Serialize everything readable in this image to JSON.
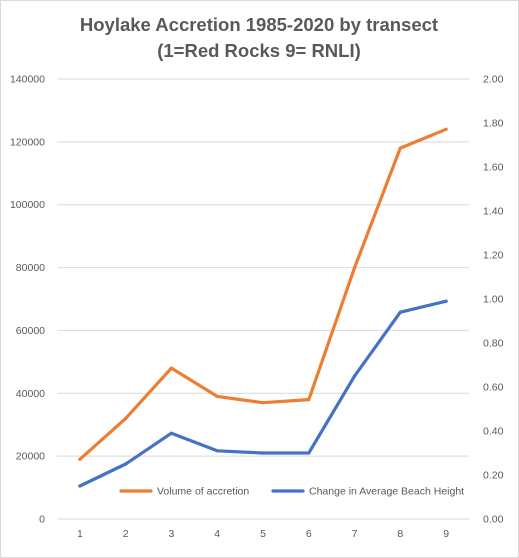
{
  "chart_data": {
    "type": "line",
    "title": "Hoylake Accretion 1985-2020 by transect",
    "subtitle": "(1=Red Rocks 9= RNLI)",
    "xlabel": "",
    "ylabel": "",
    "categories": [
      "1",
      "2",
      "3",
      "4",
      "5",
      "6",
      "7",
      "8",
      "9"
    ],
    "ylim": [
      0,
      140000
    ],
    "y2lim": [
      0,
      2.0
    ],
    "yticks": [
      "0",
      "20000",
      "40000",
      "60000",
      "80000",
      "100000",
      "120000",
      "140000"
    ],
    "y2ticks": [
      "0.00",
      "0.20",
      "0.40",
      "0.60",
      "0.80",
      "1.00",
      "1.20",
      "1.40",
      "1.60",
      "1.80",
      "2.00"
    ],
    "grid": true,
    "legend_position": "bottom",
    "series": [
      {
        "name": "Volume of accretion",
        "axis": "left",
        "color": "#ed7d31",
        "values": [
          19000,
          32000,
          48000,
          39000,
          37000,
          38000,
          80000,
          118000,
          124000
        ]
      },
      {
        "name": "Change in Average Beach Height",
        "axis": "right",
        "color": "#4472c4",
        "values": [
          0.15,
          0.25,
          0.39,
          0.31,
          0.3,
          0.3,
          0.65,
          0.94,
          0.99
        ]
      }
    ]
  }
}
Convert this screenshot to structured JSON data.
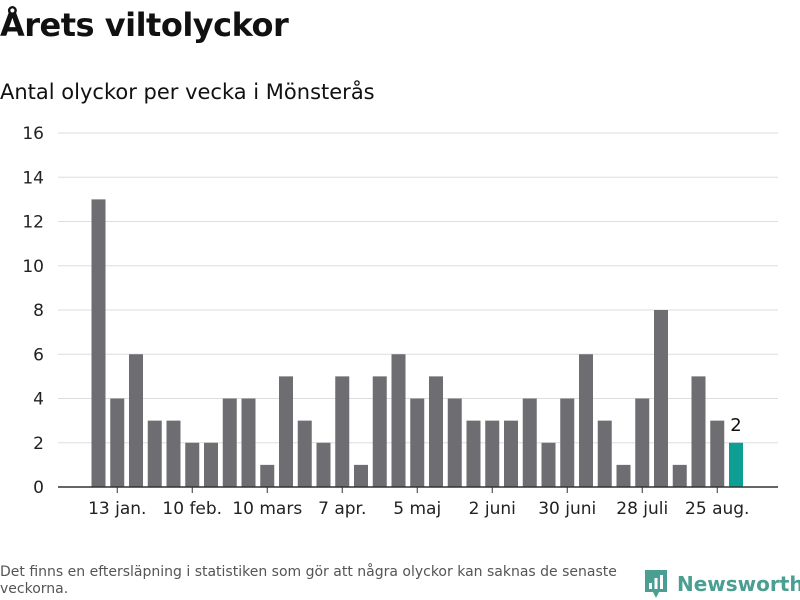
{
  "header": {
    "title": "Årets viltolyckor",
    "subtitle": "Antal olyckor per vecka i Mönsterås"
  },
  "footer": {
    "note": "Det finns en eftersläpning i statistiken som gör att några olyckor kan saknas de senaste veckorna.",
    "brand": "Newsworthy",
    "brand_icon": "newsworthy-logo-icon"
  },
  "colors": {
    "bar": "#6e6d71",
    "highlight": "#0d9e94",
    "grid": "#dddddd",
    "brand": "#4a9f92"
  },
  "chart_data": {
    "type": "bar",
    "title": "Årets viltolyckor",
    "subtitle": "Antal olyckor per vecka i Mönsterås",
    "ylim": [
      0,
      16
    ],
    "yticks": [
      0,
      2,
      4,
      6,
      8,
      10,
      12,
      14,
      16
    ],
    "grid": true,
    "legend": "none",
    "values": [
      13,
      4,
      6,
      3,
      3,
      2,
      2,
      4,
      4,
      1,
      5,
      3,
      2,
      5,
      1,
      5,
      6,
      4,
      5,
      4,
      3,
      3,
      3,
      4,
      2,
      4,
      6,
      3,
      1,
      4,
      8,
      1,
      5,
      3,
      2
    ],
    "highlight_index": 34,
    "highlight_label": "2",
    "xtick_labels": [
      {
        "index": 1,
        "label": "13 jan."
      },
      {
        "index": 5,
        "label": "10 feb."
      },
      {
        "index": 9,
        "label": "10 mars"
      },
      {
        "index": 13,
        "label": "7 apr."
      },
      {
        "index": 17,
        "label": "5 maj"
      },
      {
        "index": 21,
        "label": "2 juni"
      },
      {
        "index": 25,
        "label": "30 juni"
      },
      {
        "index": 29,
        "label": "28 juli"
      },
      {
        "index": 33,
        "label": "25 aug."
      }
    ]
  }
}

▸ **Given task**
Repeat all the records above exactly, leaving out any pictures.

▸ **Exercise answer**
Serialize everything readable in this image to JSON.
{
  "chart_data": {
    "type": "line",
    "title": "Hoylake Accretion 1985-2020 by transect",
    "subtitle": "(1=Red Rocks 9= RNLI)",
    "xlabel": "",
    "ylabel": "",
    "categories": [
      "1",
      "2",
      "3",
      "4",
      "5",
      "6",
      "7",
      "8",
      "9"
    ],
    "ylim": [
      0,
      140000
    ],
    "y2lim": [
      0,
      2.0
    ],
    "yticks": [
      "0",
      "20000",
      "40000",
      "60000",
      "80000",
      "100000",
      "120000",
      "140000"
    ],
    "y2ticks": [
      "0.00",
      "0.20",
      "0.40",
      "0.60",
      "0.80",
      "1.00",
      "1.20",
      "1.40",
      "1.60",
      "1.80",
      "2.00"
    ],
    "grid": true,
    "legend_position": "bottom",
    "series": [
      {
        "name": "Volume of accretion",
        "axis": "left",
        "color": "#ed7d31",
        "values": [
          19000,
          32000,
          48000,
          39000,
          37000,
          38000,
          80000,
          118000,
          124000
        ]
      },
      {
        "name": "Change in Average Beach Height",
        "axis": "right",
        "color": "#4472c4",
        "values": [
          0.15,
          0.25,
          0.39,
          0.31,
          0.3,
          0.3,
          0.65,
          0.94,
          0.99
        ]
      }
    ]
  }
}
Convert this screenshot to structured JSON data.
{
  "header": {
    "title": "Årets viltolyckor",
    "subtitle": "Antal olyckor per vecka i Mönsterås"
  },
  "footer": {
    "note": "Det finns en eftersläpning i statistiken som gör att några olyckor kan saknas de senaste veckorna.",
    "brand": "Newsworthy",
    "brand_icon": "newsworthy-logo-icon"
  },
  "colors": {
    "bar": "#6e6d71",
    "highlight": "#0d9e94",
    "grid": "#dddddd",
    "brand": "#4a9f92"
  },
  "chart_data": {
    "type": "bar",
    "title": "Årets viltolyckor",
    "subtitle": "Antal olyckor per vecka i Mönsterås",
    "ylim": [
      0,
      16
    ],
    "yticks": [
      0,
      2,
      4,
      6,
      8,
      10,
      12,
      14,
      16
    ],
    "grid": true,
    "legend": "none",
    "values": [
      13,
      4,
      6,
      3,
      3,
      2,
      2,
      4,
      4,
      1,
      5,
      3,
      2,
      5,
      1,
      5,
      6,
      4,
      5,
      4,
      3,
      3,
      3,
      4,
      2,
      4,
      6,
      3,
      1,
      4,
      8,
      1,
      5,
      3,
      2
    ],
    "highlight_index": 34,
    "highlight_label": "2",
    "xtick_labels": [
      {
        "index": 1,
        "label": "13 jan."
      },
      {
        "index": 5,
        "label": "10 feb."
      },
      {
        "index": 9,
        "label": "10 mars"
      },
      {
        "index": 13,
        "label": "7 apr."
      },
      {
        "index": 17,
        "label": "5 maj"
      },
      {
        "index": 21,
        "label": "2 juni"
      },
      {
        "index": 25,
        "label": "30 juni"
      },
      {
        "index": 29,
        "label": "28 juli"
      },
      {
        "index": 33,
        "label": "25 aug."
      }
    ]
  }
}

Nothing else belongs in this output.